- [Problem to work on] Extract all lines from the data beneath that include the word "text".

- [Dataset items]
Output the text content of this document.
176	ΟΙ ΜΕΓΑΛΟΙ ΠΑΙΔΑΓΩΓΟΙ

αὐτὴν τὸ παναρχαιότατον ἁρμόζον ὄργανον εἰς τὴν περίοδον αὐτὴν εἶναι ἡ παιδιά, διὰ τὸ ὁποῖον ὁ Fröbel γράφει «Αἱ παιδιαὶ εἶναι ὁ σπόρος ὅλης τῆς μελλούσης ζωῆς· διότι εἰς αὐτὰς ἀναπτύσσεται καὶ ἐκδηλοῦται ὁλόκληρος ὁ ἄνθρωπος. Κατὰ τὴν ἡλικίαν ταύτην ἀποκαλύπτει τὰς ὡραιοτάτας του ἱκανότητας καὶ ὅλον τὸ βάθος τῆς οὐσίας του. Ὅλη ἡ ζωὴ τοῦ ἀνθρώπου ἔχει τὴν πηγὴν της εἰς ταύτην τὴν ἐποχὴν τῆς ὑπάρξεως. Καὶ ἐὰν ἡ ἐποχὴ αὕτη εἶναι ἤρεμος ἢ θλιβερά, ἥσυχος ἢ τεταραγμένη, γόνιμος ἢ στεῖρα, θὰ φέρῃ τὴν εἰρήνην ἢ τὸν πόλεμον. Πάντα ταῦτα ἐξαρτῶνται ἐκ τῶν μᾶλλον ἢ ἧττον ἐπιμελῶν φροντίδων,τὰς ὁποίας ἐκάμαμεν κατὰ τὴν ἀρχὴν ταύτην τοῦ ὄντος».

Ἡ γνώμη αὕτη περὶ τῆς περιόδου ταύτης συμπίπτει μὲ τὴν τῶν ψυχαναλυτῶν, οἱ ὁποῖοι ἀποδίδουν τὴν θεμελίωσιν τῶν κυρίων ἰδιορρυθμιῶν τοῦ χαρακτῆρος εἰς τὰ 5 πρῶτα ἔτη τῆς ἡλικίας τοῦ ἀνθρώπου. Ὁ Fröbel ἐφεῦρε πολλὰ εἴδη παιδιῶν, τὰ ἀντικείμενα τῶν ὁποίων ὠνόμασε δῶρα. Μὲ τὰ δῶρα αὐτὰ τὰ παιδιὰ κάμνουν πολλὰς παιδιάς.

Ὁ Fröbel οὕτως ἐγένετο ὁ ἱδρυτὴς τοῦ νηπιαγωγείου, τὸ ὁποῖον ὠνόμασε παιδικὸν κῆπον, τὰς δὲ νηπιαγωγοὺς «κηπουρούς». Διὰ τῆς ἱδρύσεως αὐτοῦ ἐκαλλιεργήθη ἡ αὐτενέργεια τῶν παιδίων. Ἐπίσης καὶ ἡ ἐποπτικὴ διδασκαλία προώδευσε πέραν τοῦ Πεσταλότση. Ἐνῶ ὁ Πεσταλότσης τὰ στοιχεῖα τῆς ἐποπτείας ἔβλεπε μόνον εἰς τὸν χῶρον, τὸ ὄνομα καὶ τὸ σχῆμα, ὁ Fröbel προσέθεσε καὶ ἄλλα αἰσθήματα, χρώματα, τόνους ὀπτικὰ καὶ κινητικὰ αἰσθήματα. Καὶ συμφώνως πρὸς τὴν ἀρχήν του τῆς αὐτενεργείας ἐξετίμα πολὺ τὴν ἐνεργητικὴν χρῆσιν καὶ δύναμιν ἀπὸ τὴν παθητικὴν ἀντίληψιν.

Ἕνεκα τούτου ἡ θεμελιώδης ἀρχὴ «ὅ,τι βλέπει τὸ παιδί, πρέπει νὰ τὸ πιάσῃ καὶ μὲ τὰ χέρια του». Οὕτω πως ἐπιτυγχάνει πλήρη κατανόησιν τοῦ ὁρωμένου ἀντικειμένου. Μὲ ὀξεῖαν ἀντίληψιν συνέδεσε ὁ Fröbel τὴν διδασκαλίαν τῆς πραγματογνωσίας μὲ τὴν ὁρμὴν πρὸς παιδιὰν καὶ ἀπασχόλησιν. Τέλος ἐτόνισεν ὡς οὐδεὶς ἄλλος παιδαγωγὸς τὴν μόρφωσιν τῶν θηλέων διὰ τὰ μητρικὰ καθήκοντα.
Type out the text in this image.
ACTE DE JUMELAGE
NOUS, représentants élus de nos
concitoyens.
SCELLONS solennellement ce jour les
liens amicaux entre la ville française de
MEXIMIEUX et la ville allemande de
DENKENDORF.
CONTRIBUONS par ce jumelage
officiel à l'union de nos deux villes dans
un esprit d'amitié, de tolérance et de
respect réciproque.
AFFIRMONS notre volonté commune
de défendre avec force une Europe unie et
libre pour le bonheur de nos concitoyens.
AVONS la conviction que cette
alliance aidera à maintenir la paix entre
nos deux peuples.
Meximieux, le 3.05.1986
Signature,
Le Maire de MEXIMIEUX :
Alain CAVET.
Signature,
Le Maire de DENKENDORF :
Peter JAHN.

- [Completed task]
Output the text content of this document.
Type out the text in this image.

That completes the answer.